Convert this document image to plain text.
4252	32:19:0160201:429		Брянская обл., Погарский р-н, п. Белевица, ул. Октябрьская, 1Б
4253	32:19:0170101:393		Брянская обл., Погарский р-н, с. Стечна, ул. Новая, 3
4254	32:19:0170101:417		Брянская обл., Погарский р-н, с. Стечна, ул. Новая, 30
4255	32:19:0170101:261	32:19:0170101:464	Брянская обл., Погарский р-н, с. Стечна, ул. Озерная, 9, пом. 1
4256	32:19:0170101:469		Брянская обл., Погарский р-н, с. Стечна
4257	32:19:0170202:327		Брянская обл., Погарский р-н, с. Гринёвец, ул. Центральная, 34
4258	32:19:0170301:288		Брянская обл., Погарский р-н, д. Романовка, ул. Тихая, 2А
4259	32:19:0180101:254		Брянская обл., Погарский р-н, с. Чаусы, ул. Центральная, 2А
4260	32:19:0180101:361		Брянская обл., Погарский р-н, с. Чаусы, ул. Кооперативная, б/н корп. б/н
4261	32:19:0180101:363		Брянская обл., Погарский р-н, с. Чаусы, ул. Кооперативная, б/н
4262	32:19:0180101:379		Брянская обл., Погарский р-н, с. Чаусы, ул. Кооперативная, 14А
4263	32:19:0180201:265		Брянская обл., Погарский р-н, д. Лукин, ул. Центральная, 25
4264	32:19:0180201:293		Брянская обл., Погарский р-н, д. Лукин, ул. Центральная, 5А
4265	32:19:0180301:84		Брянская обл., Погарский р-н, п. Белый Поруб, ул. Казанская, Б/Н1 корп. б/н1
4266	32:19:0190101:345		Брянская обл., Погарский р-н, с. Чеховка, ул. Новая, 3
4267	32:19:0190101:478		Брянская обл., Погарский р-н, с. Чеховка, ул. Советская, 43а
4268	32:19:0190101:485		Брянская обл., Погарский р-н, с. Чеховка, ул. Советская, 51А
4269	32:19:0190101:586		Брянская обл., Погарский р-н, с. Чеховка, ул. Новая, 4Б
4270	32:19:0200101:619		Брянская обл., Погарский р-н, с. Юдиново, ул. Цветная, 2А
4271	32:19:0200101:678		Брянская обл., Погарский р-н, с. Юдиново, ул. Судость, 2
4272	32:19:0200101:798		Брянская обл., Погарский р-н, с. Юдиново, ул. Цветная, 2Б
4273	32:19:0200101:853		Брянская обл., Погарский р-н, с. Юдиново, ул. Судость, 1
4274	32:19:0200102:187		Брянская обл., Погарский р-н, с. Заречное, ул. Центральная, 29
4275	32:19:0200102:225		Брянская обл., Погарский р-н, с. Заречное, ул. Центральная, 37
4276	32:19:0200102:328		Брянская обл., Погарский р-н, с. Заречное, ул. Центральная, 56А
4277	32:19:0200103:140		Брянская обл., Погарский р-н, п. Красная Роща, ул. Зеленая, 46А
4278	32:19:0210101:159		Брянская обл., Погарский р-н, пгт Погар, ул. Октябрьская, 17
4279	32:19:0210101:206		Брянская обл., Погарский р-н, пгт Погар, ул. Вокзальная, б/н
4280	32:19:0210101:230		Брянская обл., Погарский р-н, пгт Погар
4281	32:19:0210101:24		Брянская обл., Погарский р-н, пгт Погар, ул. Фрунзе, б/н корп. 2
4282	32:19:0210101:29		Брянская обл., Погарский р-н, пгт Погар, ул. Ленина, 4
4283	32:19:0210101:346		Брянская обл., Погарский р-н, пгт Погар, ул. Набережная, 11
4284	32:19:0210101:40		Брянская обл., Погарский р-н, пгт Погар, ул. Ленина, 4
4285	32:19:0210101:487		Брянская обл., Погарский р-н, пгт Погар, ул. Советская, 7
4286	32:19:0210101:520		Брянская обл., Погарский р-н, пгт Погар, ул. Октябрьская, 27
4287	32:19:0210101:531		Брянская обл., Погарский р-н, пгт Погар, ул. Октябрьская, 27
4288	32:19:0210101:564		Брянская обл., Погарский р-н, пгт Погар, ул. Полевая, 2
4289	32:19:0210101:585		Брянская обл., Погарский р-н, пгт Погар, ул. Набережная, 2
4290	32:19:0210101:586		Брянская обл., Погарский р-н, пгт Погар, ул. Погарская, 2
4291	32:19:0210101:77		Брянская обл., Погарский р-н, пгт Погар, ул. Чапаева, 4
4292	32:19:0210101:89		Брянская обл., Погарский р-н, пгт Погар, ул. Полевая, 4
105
------------------------------
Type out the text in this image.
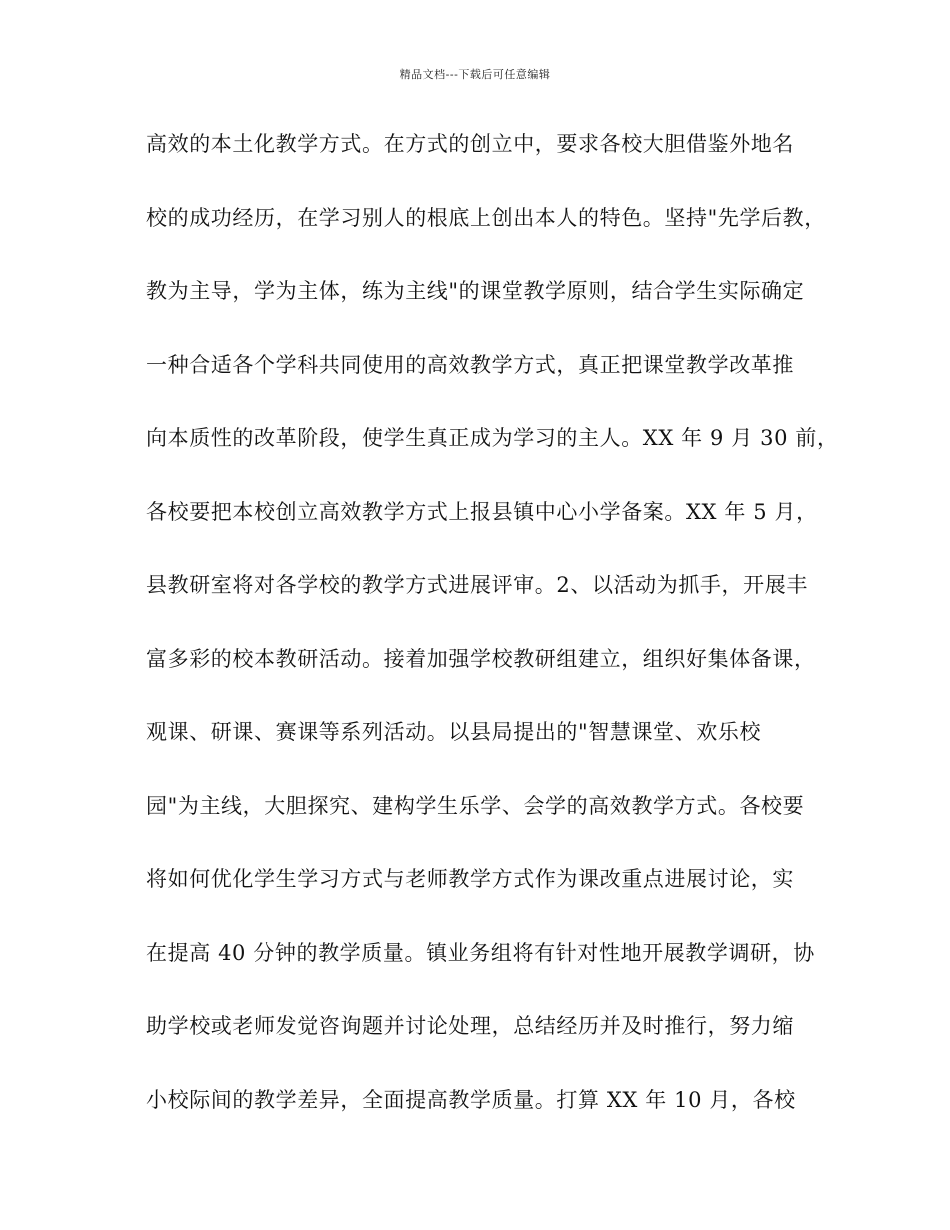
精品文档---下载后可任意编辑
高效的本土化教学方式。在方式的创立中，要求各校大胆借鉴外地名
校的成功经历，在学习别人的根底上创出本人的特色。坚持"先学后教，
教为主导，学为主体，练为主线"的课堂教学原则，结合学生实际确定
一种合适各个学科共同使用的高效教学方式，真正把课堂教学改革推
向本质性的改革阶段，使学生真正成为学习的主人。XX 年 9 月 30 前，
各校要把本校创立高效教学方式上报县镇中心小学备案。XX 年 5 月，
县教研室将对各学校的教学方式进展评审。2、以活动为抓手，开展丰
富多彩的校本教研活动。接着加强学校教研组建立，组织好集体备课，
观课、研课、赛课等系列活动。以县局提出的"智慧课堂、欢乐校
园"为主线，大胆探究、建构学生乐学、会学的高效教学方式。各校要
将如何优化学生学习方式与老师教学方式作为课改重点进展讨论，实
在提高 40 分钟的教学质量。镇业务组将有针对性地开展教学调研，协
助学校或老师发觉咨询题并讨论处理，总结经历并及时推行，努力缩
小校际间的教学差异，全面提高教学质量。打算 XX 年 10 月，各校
------------------------------
What you should do:
From the entries above, list each line with "Юдиново" in it.

Final result:
4270	32:19:0200101:619		Брянская обл., Погарский р-н, с. Юдиново, ул. Цветная, 2А
4271	32:19:0200101:678		Брянская обл., Погарский р-н, с. Юдиново, ул. Судость, 2
4272	32:19:0200101:798		Брянская обл., Погарский р-н, с. Юдиново, ул. Цветная, 2Б
4273	32:19:0200101:853		Брянская обл., Погарский р-н, с. Юдиново, ул. Судость, 1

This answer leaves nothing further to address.